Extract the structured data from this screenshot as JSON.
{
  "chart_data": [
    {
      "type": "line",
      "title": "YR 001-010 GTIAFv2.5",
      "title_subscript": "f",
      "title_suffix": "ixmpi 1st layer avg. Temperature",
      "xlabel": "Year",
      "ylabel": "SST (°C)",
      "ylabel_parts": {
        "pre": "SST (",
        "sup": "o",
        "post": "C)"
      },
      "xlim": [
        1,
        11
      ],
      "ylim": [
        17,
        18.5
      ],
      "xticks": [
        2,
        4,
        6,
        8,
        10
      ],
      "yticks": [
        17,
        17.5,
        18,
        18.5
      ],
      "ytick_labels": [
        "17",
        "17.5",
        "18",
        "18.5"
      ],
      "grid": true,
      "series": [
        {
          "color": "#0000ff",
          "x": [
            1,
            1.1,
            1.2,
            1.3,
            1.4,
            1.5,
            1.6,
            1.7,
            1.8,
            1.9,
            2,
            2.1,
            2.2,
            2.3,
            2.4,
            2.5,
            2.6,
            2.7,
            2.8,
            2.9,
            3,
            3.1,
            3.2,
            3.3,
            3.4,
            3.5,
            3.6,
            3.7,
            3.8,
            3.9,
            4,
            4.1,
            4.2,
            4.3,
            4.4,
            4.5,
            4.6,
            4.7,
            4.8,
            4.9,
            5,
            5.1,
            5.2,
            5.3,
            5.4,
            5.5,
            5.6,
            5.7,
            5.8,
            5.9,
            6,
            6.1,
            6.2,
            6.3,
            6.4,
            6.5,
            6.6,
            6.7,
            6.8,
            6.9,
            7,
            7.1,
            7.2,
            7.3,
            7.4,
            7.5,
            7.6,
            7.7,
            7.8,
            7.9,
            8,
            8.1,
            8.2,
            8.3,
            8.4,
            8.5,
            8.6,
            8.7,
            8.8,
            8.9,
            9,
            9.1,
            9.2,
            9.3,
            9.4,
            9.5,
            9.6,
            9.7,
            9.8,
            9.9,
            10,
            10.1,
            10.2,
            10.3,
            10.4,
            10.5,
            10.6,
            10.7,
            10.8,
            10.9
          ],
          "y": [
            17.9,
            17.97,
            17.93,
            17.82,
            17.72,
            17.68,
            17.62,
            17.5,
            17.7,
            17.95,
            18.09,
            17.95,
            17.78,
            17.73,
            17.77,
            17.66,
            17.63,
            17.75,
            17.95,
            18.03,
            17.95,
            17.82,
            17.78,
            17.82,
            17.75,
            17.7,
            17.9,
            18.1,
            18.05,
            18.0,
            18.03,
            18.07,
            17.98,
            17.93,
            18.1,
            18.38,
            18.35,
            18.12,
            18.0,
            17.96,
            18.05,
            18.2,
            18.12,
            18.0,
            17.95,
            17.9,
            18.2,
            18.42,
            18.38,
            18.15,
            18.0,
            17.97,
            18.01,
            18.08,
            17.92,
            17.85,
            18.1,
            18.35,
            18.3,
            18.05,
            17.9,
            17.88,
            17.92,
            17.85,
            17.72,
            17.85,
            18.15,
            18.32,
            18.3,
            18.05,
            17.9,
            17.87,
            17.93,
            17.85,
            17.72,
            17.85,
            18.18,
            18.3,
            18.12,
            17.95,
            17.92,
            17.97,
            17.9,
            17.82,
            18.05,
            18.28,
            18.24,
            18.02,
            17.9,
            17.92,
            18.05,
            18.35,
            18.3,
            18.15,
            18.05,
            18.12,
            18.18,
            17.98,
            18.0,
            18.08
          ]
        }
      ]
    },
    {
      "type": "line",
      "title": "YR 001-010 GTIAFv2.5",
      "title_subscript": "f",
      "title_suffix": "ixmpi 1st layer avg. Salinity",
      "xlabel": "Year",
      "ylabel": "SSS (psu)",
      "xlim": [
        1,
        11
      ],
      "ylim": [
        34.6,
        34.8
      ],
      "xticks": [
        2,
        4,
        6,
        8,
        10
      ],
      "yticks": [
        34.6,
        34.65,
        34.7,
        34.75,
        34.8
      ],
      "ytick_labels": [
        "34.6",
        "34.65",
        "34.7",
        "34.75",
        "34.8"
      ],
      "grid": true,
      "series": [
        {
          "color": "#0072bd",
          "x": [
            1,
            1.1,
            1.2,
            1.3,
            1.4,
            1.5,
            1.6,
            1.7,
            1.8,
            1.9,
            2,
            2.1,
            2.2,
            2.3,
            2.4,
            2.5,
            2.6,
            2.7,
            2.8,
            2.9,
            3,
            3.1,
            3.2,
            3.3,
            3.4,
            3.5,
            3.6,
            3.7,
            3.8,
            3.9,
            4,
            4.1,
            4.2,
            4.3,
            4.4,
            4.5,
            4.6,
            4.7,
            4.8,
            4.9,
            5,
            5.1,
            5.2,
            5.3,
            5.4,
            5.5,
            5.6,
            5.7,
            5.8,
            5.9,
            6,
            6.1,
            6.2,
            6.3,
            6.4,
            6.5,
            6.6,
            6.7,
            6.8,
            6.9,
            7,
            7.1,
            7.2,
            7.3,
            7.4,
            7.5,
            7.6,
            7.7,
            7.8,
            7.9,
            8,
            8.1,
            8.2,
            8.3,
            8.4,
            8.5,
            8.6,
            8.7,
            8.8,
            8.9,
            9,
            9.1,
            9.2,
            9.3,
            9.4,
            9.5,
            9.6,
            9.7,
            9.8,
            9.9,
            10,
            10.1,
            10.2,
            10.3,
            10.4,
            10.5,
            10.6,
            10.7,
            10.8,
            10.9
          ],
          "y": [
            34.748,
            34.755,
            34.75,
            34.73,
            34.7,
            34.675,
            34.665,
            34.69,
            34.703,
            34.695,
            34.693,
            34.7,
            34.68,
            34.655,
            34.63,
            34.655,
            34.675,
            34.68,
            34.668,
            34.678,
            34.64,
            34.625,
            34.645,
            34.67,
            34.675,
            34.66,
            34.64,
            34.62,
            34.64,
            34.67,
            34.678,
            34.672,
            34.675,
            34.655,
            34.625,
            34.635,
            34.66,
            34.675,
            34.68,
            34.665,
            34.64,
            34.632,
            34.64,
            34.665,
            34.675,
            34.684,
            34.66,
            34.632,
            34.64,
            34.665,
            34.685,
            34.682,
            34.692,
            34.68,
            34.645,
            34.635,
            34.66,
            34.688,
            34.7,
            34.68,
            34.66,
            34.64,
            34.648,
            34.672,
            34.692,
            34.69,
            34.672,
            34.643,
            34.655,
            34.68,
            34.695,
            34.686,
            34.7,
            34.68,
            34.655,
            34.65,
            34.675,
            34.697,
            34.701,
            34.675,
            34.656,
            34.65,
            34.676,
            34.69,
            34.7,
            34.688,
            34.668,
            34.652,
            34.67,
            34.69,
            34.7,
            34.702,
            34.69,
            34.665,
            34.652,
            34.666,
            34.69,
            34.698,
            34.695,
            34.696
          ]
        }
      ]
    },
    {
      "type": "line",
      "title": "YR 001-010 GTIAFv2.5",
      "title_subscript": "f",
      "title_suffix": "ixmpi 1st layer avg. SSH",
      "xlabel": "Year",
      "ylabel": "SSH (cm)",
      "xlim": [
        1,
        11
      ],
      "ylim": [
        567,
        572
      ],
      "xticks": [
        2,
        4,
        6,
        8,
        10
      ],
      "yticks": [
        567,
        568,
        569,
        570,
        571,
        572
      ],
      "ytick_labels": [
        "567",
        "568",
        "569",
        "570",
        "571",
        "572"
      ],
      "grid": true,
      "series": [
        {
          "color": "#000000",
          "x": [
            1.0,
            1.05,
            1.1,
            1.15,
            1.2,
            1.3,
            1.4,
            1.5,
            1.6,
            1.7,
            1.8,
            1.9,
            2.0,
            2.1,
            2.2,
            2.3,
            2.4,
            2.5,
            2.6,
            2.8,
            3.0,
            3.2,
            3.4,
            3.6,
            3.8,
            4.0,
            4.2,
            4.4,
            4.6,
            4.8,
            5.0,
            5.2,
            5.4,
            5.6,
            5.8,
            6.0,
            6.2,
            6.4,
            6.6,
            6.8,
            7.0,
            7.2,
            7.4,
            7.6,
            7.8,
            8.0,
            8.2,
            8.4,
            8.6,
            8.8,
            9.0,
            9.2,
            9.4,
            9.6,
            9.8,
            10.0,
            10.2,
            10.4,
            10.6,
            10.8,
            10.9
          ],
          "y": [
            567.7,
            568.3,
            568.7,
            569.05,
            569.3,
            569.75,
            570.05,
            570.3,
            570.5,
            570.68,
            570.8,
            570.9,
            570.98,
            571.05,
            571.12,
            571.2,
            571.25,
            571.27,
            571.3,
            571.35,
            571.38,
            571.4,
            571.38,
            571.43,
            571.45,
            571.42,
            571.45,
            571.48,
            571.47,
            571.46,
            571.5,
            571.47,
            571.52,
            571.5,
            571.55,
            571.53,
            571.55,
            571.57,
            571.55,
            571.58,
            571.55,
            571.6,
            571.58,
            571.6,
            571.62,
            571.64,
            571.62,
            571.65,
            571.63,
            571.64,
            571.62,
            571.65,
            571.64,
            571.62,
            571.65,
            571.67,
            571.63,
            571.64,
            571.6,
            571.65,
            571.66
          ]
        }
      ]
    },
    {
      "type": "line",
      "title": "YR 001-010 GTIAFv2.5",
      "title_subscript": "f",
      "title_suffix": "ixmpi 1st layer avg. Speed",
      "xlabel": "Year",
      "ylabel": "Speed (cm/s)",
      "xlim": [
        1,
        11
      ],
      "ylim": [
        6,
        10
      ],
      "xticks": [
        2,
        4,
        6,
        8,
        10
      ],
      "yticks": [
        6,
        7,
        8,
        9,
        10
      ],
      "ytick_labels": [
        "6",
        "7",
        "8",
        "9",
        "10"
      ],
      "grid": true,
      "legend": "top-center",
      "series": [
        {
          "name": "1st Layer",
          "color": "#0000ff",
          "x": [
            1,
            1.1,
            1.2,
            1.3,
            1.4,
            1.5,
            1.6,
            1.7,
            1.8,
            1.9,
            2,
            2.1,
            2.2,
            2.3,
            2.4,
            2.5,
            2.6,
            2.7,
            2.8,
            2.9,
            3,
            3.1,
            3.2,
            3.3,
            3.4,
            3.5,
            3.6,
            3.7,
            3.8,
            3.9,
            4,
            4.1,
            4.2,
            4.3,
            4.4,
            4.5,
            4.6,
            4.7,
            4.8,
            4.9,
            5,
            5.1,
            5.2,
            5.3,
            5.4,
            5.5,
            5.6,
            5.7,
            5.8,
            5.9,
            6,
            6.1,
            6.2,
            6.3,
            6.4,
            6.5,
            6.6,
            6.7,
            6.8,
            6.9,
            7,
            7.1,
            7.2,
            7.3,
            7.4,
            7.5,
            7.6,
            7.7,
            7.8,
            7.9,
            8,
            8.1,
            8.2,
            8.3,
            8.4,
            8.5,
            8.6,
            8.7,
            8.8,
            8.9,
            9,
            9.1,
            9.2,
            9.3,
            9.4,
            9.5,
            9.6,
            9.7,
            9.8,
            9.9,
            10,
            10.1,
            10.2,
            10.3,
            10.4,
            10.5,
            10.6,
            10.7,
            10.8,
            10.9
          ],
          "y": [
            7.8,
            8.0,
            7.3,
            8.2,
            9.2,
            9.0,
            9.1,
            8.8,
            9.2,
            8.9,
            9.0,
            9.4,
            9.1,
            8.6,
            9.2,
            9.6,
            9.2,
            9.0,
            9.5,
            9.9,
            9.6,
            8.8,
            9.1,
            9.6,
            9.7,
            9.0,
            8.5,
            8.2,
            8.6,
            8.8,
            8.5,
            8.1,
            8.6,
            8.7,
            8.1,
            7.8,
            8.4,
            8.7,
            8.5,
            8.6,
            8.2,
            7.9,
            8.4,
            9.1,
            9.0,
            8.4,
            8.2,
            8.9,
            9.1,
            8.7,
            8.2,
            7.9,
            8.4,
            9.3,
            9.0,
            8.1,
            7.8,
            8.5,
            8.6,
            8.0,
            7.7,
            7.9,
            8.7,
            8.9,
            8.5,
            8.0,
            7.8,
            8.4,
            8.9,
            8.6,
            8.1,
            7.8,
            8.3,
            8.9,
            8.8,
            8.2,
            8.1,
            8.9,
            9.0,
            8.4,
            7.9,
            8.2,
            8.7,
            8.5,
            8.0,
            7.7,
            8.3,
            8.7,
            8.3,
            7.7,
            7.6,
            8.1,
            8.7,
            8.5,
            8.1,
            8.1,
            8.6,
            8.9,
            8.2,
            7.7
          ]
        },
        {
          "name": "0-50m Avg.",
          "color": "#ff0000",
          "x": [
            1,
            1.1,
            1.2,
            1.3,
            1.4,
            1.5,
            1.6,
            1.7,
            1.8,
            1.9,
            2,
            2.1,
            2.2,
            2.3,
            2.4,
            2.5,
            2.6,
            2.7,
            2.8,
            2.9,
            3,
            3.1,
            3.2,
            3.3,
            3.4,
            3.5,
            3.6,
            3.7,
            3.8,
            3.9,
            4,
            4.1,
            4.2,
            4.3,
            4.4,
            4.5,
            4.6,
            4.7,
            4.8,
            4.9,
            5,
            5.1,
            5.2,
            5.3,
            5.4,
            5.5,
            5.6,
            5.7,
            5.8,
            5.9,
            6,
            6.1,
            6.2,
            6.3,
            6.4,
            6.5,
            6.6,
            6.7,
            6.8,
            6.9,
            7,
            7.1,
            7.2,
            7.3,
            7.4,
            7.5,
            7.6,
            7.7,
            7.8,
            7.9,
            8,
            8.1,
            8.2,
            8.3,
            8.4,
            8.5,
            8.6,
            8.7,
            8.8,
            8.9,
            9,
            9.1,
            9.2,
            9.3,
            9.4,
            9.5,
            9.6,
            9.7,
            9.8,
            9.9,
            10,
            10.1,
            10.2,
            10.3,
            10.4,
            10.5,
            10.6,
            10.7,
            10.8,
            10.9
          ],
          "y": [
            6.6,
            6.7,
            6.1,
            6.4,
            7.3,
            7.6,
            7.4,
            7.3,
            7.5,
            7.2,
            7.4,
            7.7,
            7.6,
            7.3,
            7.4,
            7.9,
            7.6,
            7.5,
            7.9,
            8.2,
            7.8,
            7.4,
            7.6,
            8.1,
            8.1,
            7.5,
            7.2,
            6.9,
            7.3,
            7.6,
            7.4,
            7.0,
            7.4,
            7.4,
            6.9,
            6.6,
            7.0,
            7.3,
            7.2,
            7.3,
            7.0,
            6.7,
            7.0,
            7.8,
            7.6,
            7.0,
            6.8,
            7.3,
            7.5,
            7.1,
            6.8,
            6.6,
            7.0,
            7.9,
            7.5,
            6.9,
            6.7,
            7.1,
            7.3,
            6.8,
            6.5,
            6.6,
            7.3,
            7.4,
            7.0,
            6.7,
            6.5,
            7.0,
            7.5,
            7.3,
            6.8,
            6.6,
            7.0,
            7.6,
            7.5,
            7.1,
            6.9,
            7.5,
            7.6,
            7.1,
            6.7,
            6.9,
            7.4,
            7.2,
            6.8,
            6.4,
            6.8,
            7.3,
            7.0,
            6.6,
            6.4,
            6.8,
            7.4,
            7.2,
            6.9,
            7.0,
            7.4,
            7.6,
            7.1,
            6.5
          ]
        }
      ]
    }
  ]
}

═══

▶ AIM OF THE TASK
Your reply is one number: how many lines of the records above contain the word "ixmpi".

▶ TASK RESPONSE
4